- What is required
Every line that includes the word "your" is to be listed.

- Data in this exercise
◇ ◇ ◇ ◇
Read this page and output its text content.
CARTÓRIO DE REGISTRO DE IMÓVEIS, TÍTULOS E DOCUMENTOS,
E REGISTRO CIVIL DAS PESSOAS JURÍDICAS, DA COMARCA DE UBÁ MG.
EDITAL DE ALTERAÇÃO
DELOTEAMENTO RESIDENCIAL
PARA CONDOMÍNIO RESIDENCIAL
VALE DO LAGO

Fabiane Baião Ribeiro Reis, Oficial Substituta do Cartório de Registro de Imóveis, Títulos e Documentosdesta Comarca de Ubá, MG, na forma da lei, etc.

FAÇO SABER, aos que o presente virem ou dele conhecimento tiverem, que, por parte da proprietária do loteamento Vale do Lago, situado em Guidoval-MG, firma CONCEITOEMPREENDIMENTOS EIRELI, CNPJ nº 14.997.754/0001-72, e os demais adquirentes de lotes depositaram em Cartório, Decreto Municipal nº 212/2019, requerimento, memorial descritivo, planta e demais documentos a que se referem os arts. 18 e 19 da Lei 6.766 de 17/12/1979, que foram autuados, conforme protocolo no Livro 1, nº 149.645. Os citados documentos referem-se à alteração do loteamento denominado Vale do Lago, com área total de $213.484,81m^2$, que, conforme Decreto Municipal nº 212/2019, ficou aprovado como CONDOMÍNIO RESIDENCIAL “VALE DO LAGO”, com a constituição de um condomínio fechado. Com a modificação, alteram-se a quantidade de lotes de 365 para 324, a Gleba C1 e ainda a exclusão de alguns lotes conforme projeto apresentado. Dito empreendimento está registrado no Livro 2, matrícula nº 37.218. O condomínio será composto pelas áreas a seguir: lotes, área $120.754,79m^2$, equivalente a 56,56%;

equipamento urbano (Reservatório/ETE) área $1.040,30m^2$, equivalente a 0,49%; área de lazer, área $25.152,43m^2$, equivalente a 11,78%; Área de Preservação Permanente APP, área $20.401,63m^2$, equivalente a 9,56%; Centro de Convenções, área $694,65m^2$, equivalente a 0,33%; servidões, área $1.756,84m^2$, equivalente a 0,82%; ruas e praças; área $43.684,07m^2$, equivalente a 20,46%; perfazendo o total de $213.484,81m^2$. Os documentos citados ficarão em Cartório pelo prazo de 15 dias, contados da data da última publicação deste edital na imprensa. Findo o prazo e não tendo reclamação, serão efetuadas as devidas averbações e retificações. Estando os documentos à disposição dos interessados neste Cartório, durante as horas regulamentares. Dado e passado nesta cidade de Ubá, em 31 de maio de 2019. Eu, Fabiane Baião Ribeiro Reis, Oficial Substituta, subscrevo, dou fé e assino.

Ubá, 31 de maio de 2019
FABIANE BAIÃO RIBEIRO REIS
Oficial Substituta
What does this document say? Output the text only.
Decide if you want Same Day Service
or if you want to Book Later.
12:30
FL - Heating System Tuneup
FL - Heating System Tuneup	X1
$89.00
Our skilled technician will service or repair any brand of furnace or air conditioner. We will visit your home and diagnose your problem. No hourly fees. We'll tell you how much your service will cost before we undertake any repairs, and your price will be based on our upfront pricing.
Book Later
◇ ◇ ◇ ◇
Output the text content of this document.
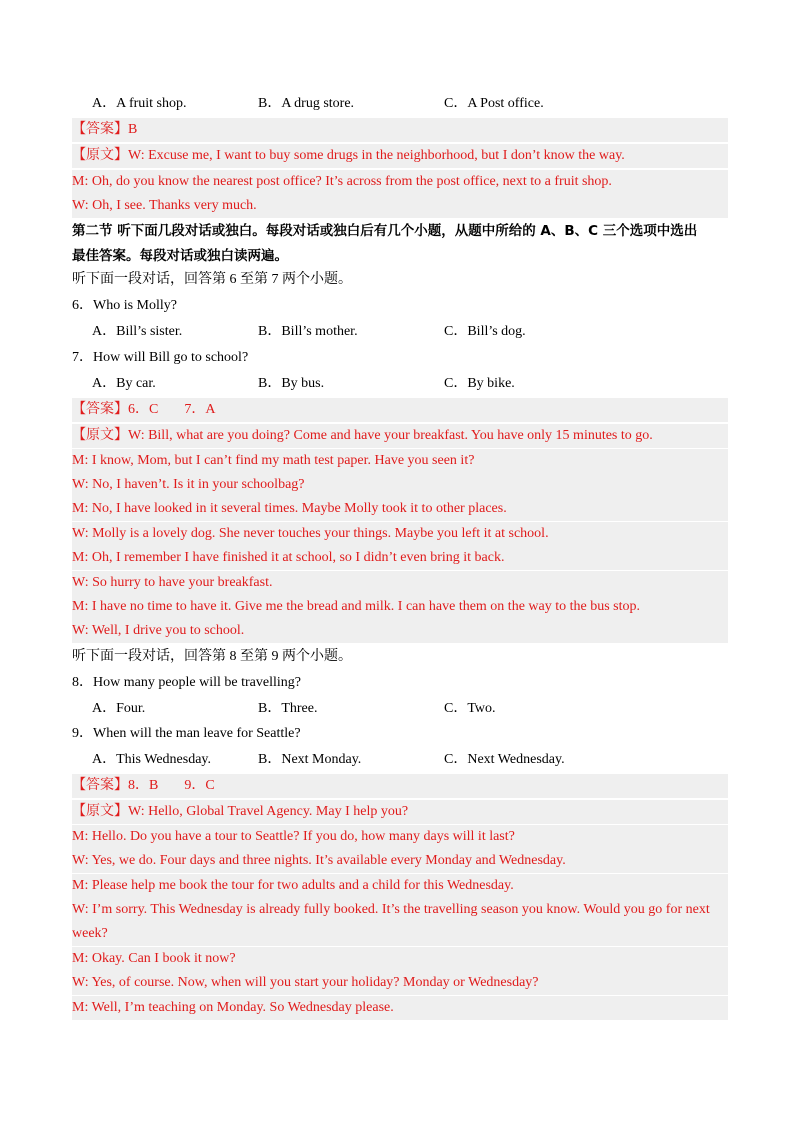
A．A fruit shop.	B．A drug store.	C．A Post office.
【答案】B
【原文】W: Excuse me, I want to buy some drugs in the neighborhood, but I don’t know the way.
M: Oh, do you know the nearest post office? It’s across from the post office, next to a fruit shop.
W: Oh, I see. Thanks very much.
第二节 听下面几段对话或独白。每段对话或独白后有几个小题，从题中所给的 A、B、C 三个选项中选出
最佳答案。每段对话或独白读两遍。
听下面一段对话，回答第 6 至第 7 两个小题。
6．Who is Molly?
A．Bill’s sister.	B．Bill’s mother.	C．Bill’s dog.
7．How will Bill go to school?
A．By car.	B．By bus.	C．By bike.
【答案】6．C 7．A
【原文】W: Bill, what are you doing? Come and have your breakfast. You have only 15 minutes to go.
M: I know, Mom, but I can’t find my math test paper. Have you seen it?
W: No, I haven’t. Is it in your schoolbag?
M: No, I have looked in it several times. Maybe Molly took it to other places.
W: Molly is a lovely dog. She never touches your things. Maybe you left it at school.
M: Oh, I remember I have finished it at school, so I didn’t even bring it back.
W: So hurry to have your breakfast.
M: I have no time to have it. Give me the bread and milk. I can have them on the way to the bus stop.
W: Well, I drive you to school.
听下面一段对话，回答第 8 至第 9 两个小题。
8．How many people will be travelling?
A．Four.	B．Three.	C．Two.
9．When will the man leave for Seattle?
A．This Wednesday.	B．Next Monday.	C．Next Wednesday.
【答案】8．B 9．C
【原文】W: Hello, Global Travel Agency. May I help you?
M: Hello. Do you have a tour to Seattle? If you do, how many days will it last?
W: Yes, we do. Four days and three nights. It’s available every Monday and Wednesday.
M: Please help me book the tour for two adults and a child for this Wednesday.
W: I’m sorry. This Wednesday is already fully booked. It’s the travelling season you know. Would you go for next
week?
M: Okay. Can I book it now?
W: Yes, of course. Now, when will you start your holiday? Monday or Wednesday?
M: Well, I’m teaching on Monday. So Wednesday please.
◇ ◇ ◇ ◇
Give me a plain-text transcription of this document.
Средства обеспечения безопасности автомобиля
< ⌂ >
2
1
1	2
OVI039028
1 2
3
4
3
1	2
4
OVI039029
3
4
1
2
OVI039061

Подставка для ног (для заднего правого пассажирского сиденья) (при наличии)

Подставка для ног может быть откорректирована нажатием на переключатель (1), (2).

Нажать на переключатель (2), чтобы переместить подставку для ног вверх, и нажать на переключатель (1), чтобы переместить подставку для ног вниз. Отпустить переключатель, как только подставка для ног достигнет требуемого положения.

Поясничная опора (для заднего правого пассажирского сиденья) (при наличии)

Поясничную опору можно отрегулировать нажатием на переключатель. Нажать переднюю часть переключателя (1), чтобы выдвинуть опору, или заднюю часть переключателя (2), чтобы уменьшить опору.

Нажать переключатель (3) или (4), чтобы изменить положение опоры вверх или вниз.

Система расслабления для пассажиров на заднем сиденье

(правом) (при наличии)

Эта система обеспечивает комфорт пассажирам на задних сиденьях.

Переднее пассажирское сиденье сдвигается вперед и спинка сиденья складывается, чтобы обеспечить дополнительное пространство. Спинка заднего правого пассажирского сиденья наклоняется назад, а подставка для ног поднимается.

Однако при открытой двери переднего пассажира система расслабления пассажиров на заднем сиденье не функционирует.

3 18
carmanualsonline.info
◇ ◇ ◇ ◇
- Output for this task
Our skilled technician will service or repair any brand of furnace or air conditioner. We will visit your home and diagnose your problem. No hourly fees. We'll tell you how much your service will cost before we undertake any repairs, and your price will be based on our upfront pricing.
【原文】W: Bill, what are you doing? Come and have your breakfast. You have only 15 minutes to go.
W: No, I haven’t. Is it in your schoolbag?
W: Molly is a lovely dog. She never touches your things. Maybe you left it at school.
W: So hurry to have your breakfast.
W: Yes, of course. Now, when will you start your holiday? Monday or Wednesday?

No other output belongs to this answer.